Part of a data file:
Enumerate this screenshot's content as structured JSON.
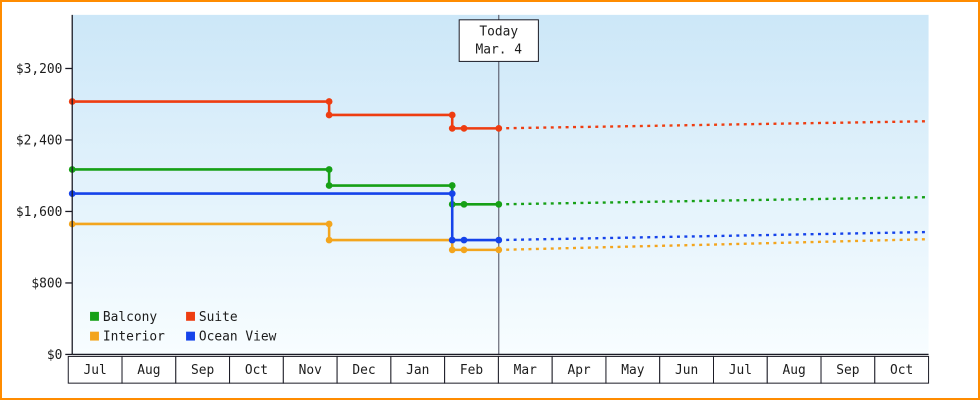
{
  "page": {
    "border_color": "#ff8c00",
    "background": "#ffffff"
  },
  "chart_data": {
    "type": "line",
    "months": [
      "Jul",
      "Aug",
      "Sep",
      "Oct",
      "Nov",
      "Dec",
      "Jan",
      "Feb",
      "Mar",
      "Apr",
      "May",
      "Jun",
      "Jul",
      "Aug",
      "Sep",
      "Oct"
    ],
    "y_ticks": [
      {
        "label": "$0",
        "value": 0
      },
      {
        "label": "$800",
        "value": 800
      },
      {
        "label": "$1,600",
        "value": 1600
      },
      {
        "label": "$2,400",
        "value": 2400
      },
      {
        "label": "$3,200",
        "value": 3200
      }
    ],
    "y_max": 3800,
    "today": {
      "lines": [
        "Today",
        "Mar. 4"
      ],
      "month_index": 7.97
    },
    "series": [
      {
        "name": "Balcony",
        "color": "#16a016",
        "steps": [
          [
            0,
            2070
          ],
          [
            4.8,
            1890
          ],
          [
            7.1,
            1680
          ],
          [
            7.32,
            1680
          ]
        ],
        "forecast_end": 1760
      },
      {
        "name": "Suite",
        "color": "#ee3d11",
        "steps": [
          [
            0,
            2830
          ],
          [
            4.8,
            2680
          ],
          [
            7.1,
            2530
          ],
          [
            7.32,
            2530
          ]
        ],
        "forecast_end": 2610
      },
      {
        "name": "Interior",
        "color": "#f3a51d",
        "steps": [
          [
            0,
            1460
          ],
          [
            4.8,
            1280
          ],
          [
            7.1,
            1170
          ],
          [
            7.32,
            1170
          ]
        ],
        "forecast_end": 1290
      },
      {
        "name": "Ocean View",
        "color": "#1543ea",
        "steps": [
          [
            0,
            1800
          ],
          [
            7.1,
            1280
          ],
          [
            7.32,
            1280
          ]
        ],
        "forecast_end": 1370
      }
    ],
    "legend_rows": [
      [
        "Balcony",
        "Suite"
      ],
      [
        "Interior",
        "Ocean View"
      ]
    ],
    "colors": {
      "axis": "#1a1a24",
      "text": "#1c1c1c",
      "today_line": "#4a4a5a",
      "plot_bg_top": "#cce7f8",
      "plot_bg_bottom": "#f8fdff",
      "cell_bg": "#ffffff",
      "today_box_bg": "#ffffff"
    }
  }
}
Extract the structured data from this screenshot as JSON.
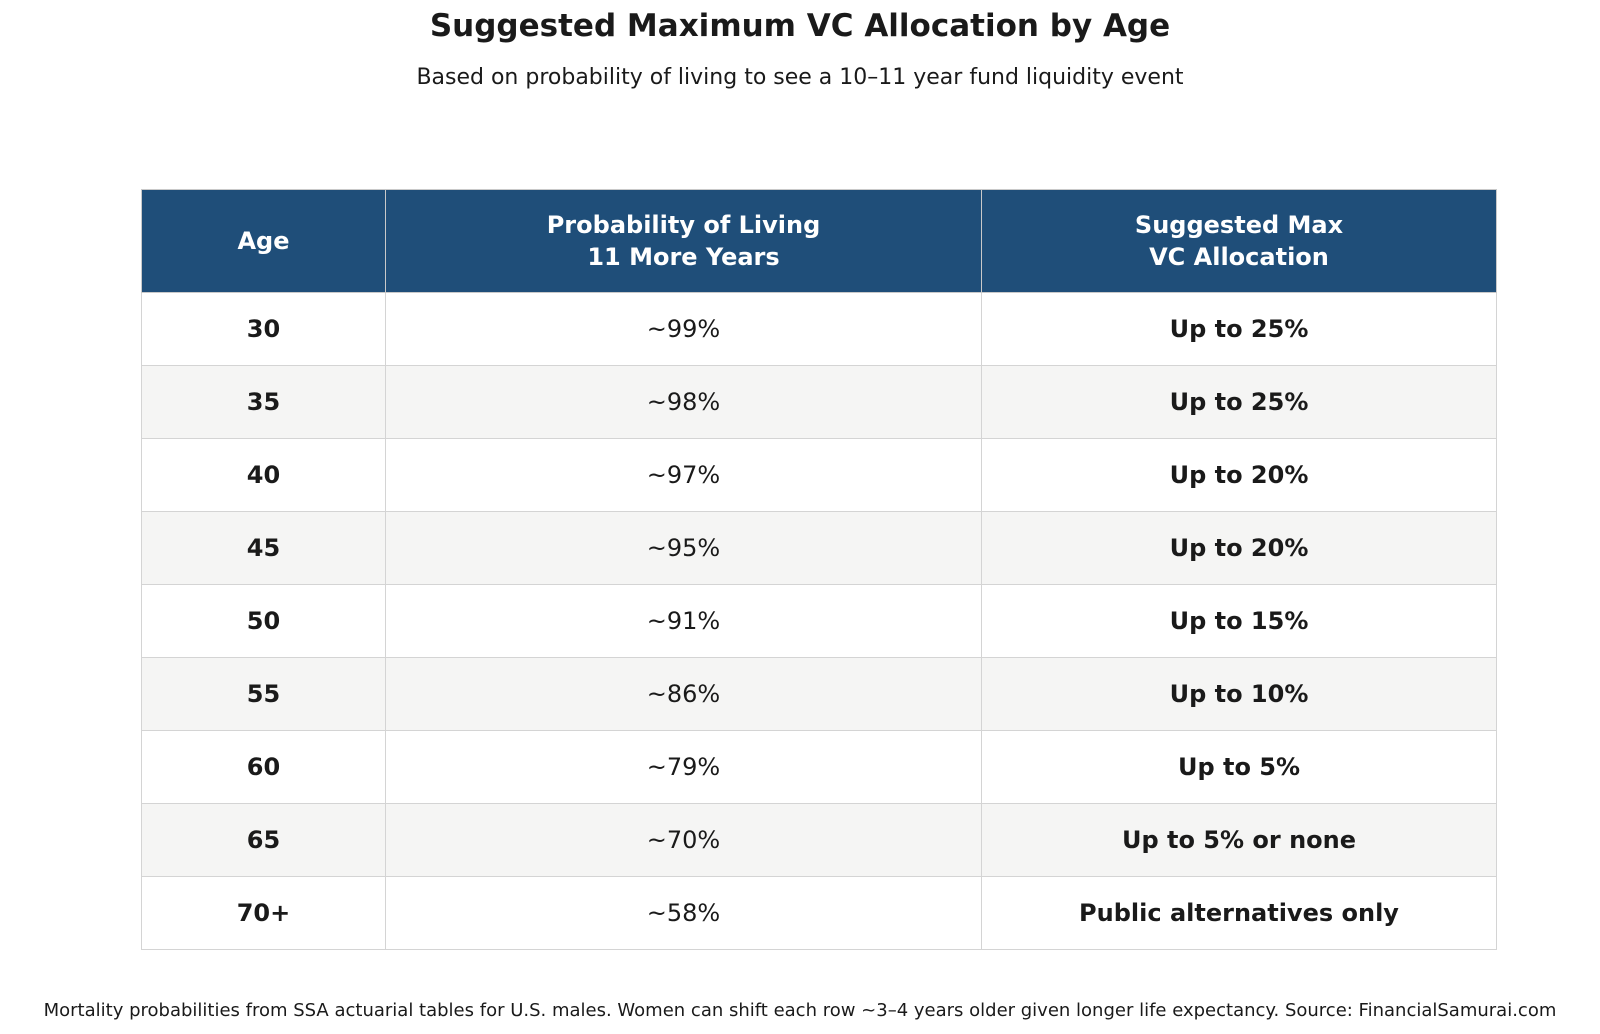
{
  "title": "Suggested Maximum VC Allocation by Age",
  "subtitle": "Based on probability of living to see a 10–11 year fund liquidity event",
  "footer": "Mortality probabilities from SSA actuarial tables for U.S. males. Women can shift each row ~3–4 years older given longer life expectancy. Source: FinancialSamurai.com",
  "colors": {
    "header_bg": "#1f4e79",
    "header_text": "#ffffff",
    "row_alt_bg": "#f5f5f4",
    "row_bg": "#ffffff",
    "border": "#d4d4d4"
  },
  "chart_data": {
    "type": "table",
    "title": "Suggested Maximum VC Allocation by Age",
    "subtitle": "Based on probability of living to see a 10–11 year fund liquidity event",
    "columns": [
      {
        "line1": "Age",
        "line2": ""
      },
      {
        "line1": "Probability of Living",
        "line2": "11 More Years"
      },
      {
        "line1": "Suggested Max",
        "line2": "VC Allocation"
      }
    ],
    "rows": [
      {
        "age": "30",
        "probability": "~99%",
        "allocation": "Up to 25%"
      },
      {
        "age": "35",
        "probability": "~98%",
        "allocation": "Up to 25%"
      },
      {
        "age": "40",
        "probability": "~97%",
        "allocation": "Up to 20%"
      },
      {
        "age": "45",
        "probability": "~95%",
        "allocation": "Up to 20%"
      },
      {
        "age": "50",
        "probability": "~91%",
        "allocation": "Up to 15%"
      },
      {
        "age": "55",
        "probability": "~86%",
        "allocation": "Up to 10%"
      },
      {
        "age": "60",
        "probability": "~79%",
        "allocation": "Up to 5%"
      },
      {
        "age": "65",
        "probability": "~70%",
        "allocation": "Up to 5% or none"
      },
      {
        "age": "70+",
        "probability": "~58%",
        "allocation": "Public alternatives only"
      }
    ]
  }
}
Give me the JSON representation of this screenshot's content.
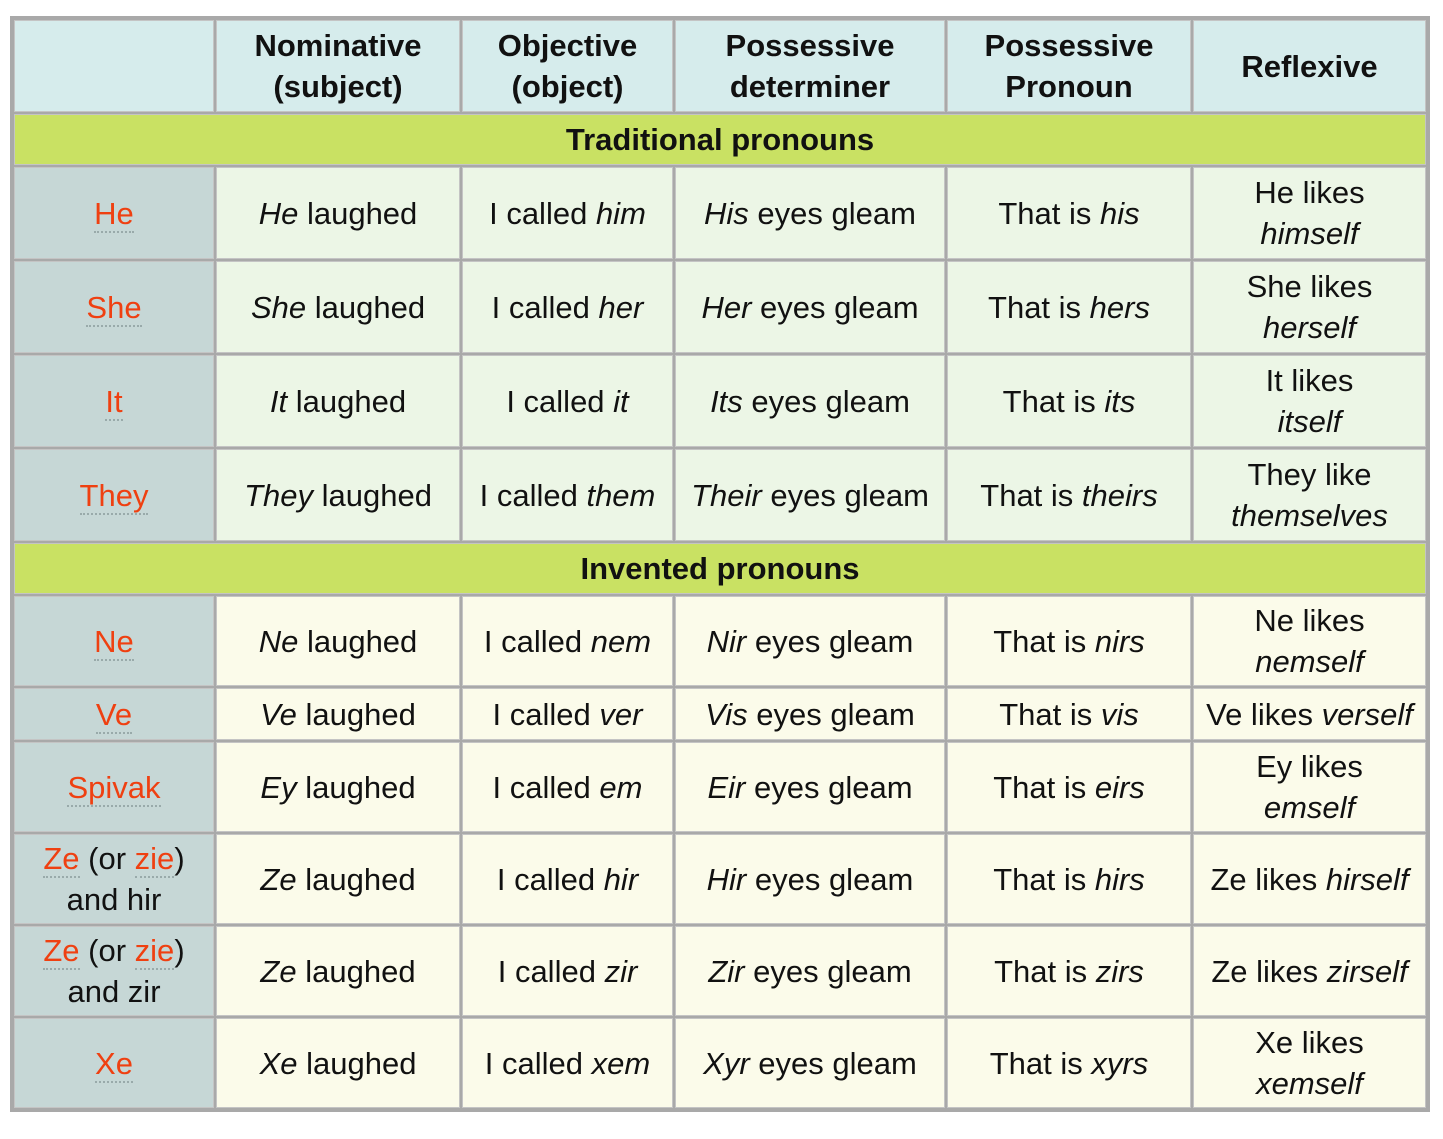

* Exercise task
Your answer should be a single number: the count of lines in the listing that contain the word "ffffff".

* Exercise output
5